* WHAT IS EXPECTED
Without the pictures, give the entries below again exactly as written.
--
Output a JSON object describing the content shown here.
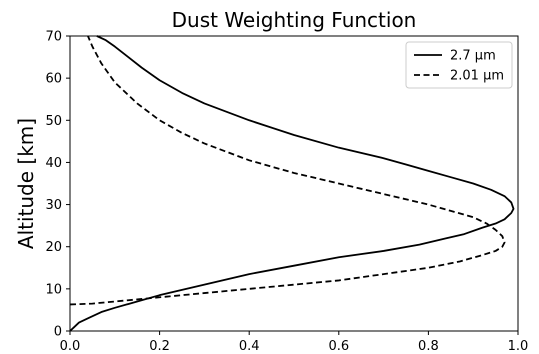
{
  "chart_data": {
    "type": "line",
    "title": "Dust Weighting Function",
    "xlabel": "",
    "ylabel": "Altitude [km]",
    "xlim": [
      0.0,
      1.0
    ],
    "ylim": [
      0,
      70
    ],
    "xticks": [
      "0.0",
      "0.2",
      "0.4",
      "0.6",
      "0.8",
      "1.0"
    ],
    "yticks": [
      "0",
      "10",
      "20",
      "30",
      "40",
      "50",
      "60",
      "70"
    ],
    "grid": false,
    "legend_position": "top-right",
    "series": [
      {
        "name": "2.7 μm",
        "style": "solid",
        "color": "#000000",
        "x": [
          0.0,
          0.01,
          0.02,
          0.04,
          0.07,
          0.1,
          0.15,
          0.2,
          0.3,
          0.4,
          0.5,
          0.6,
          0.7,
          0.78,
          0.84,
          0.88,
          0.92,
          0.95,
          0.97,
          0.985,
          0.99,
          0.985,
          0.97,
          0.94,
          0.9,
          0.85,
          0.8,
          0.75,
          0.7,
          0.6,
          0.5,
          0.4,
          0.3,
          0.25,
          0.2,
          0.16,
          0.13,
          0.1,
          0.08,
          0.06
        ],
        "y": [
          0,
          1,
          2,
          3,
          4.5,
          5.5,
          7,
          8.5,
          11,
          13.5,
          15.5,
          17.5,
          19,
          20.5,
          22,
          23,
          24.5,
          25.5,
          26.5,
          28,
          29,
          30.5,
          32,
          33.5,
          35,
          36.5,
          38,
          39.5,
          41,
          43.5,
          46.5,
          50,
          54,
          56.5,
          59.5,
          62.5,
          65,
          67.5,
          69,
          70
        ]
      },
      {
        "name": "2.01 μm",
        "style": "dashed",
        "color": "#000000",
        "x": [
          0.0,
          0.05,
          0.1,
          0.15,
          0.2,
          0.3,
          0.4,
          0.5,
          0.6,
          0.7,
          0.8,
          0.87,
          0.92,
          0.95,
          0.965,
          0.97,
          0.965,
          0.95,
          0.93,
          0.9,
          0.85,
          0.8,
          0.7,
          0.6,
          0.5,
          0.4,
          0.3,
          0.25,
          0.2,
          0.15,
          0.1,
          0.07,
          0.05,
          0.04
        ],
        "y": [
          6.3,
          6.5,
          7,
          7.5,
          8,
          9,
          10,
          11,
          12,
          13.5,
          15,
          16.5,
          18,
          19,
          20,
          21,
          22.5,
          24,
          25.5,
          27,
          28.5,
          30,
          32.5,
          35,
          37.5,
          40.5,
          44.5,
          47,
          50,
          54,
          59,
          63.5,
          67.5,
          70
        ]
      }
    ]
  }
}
--
* OUTPUT FOR THIS TASK
Output a JSON object describing the content shown here.
{
  "chart_data": {
    "type": "line",
    "title": "Dust Weighting Function",
    "xlabel": "",
    "ylabel": "Altitude [km]",
    "xlim": [
      0.0,
      1.0
    ],
    "ylim": [
      0,
      70
    ],
    "xticks": [
      "0.0",
      "0.2",
      "0.4",
      "0.6",
      "0.8",
      "1.0"
    ],
    "yticks": [
      "0",
      "10",
      "20",
      "30",
      "40",
      "50",
      "60",
      "70"
    ],
    "grid": false,
    "legend_position": "top-right",
    "series": [
      {
        "name": "2.7 μm",
        "style": "solid",
        "color": "#000000",
        "x": [
          0.0,
          0.01,
          0.02,
          0.04,
          0.07,
          0.1,
          0.15,
          0.2,
          0.3,
          0.4,
          0.5,
          0.6,
          0.7,
          0.78,
          0.84,
          0.88,
          0.92,
          0.95,
          0.97,
          0.985,
          0.99,
          0.985,
          0.97,
          0.94,
          0.9,
          0.85,
          0.8,
          0.75,
          0.7,
          0.6,
          0.5,
          0.4,
          0.3,
          0.25,
          0.2,
          0.16,
          0.13,
          0.1,
          0.08,
          0.06
        ],
        "y": [
          0,
          1,
          2,
          3,
          4.5,
          5.5,
          7,
          8.5,
          11,
          13.5,
          15.5,
          17.5,
          19,
          20.5,
          22,
          23,
          24.5,
          25.5,
          26.5,
          28,
          29,
          30.5,
          32,
          33.5,
          35,
          36.5,
          38,
          39.5,
          41,
          43.5,
          46.5,
          50,
          54,
          56.5,
          59.5,
          62.5,
          65,
          67.5,
          69,
          70
        ]
      },
      {
        "name": "2.01 μm",
        "style": "dashed",
        "color": "#000000",
        "x": [
          0.0,
          0.05,
          0.1,
          0.15,
          0.2,
          0.3,
          0.4,
          0.5,
          0.6,
          0.7,
          0.8,
          0.87,
          0.92,
          0.95,
          0.965,
          0.97,
          0.965,
          0.95,
          0.93,
          0.9,
          0.85,
          0.8,
          0.7,
          0.6,
          0.5,
          0.4,
          0.3,
          0.25,
          0.2,
          0.15,
          0.1,
          0.07,
          0.05,
          0.04
        ],
        "y": [
          6.3,
          6.5,
          7,
          7.5,
          8,
          9,
          10,
          11,
          12,
          13.5,
          15,
          16.5,
          18,
          19,
          20,
          21,
          22.5,
          24,
          25.5,
          27,
          28.5,
          30,
          32.5,
          35,
          37.5,
          40.5,
          44.5,
          47,
          50,
          54,
          59,
          63.5,
          67.5,
          70
        ]
      }
    ]
  }
}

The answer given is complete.